— begin —

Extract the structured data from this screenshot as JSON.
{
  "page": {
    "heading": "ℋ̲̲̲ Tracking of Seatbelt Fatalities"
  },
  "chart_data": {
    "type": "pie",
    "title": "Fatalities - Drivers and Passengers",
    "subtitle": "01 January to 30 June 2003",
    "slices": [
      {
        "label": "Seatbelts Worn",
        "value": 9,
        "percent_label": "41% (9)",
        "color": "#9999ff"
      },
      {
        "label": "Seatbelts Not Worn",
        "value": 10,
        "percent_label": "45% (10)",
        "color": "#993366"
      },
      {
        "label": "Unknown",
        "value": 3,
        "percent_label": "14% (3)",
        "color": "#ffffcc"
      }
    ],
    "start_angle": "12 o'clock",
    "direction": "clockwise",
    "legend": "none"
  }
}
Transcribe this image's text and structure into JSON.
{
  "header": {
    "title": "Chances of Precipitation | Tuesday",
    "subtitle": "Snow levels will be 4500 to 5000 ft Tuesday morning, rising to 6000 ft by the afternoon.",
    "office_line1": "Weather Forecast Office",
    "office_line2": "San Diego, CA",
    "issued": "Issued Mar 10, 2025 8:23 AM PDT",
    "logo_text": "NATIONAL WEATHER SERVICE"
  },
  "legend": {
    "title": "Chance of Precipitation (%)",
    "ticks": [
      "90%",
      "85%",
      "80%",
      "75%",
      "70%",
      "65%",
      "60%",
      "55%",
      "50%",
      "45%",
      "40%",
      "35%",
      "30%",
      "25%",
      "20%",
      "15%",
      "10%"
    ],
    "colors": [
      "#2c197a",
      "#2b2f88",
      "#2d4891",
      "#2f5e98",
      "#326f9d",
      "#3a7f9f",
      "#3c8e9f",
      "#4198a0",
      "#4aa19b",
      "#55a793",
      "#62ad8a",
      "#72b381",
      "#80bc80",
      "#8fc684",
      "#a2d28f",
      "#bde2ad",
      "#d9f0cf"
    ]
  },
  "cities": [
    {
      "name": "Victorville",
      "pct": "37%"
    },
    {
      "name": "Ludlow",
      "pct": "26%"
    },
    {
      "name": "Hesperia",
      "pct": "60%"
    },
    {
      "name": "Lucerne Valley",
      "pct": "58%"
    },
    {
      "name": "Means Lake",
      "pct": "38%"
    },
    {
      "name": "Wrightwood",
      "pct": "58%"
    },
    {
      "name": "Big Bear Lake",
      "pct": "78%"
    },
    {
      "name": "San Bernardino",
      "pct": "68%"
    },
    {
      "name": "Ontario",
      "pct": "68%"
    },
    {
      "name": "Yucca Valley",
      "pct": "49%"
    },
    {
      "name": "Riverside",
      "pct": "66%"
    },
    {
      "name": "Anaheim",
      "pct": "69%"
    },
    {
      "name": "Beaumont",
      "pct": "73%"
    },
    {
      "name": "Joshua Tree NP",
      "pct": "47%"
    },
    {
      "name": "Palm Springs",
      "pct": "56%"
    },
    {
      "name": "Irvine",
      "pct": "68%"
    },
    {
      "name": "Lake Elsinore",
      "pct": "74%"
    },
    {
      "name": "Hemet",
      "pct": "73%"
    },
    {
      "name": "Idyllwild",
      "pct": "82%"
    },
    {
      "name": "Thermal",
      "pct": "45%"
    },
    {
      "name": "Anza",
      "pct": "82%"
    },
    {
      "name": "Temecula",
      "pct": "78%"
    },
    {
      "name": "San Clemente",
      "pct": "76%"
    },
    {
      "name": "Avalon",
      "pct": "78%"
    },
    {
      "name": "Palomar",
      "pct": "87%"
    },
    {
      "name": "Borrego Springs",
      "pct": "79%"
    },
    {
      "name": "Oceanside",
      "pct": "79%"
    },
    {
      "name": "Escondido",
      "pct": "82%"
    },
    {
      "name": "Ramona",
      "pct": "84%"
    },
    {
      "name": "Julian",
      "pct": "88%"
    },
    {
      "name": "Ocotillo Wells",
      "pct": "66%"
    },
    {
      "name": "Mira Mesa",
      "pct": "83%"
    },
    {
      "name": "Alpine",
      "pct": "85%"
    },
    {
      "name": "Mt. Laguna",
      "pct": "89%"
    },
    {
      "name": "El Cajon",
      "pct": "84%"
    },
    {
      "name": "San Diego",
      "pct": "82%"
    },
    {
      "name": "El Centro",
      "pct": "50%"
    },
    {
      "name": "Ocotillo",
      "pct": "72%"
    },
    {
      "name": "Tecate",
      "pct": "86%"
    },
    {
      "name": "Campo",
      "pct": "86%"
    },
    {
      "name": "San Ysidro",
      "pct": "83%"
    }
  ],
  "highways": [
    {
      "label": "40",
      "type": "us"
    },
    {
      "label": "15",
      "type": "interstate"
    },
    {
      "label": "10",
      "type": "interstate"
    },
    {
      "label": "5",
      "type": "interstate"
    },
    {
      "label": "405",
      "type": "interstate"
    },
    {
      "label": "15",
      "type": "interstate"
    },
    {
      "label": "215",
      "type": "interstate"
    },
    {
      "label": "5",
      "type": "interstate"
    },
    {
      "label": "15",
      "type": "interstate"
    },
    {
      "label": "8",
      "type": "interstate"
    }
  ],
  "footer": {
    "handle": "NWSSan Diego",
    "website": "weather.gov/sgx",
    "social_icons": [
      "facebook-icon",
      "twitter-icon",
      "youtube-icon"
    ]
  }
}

— end —

AIM: Read the entries and select each line where the word "Tuesday" is found.

EXERCISE ANSWER:
    "title": "Chances of Precipitation | Tuesday",
    "subtitle": "Snow levels will be 4500 to 5000 ft Tuesday morning, rising to 6000 ft by the afternoon.",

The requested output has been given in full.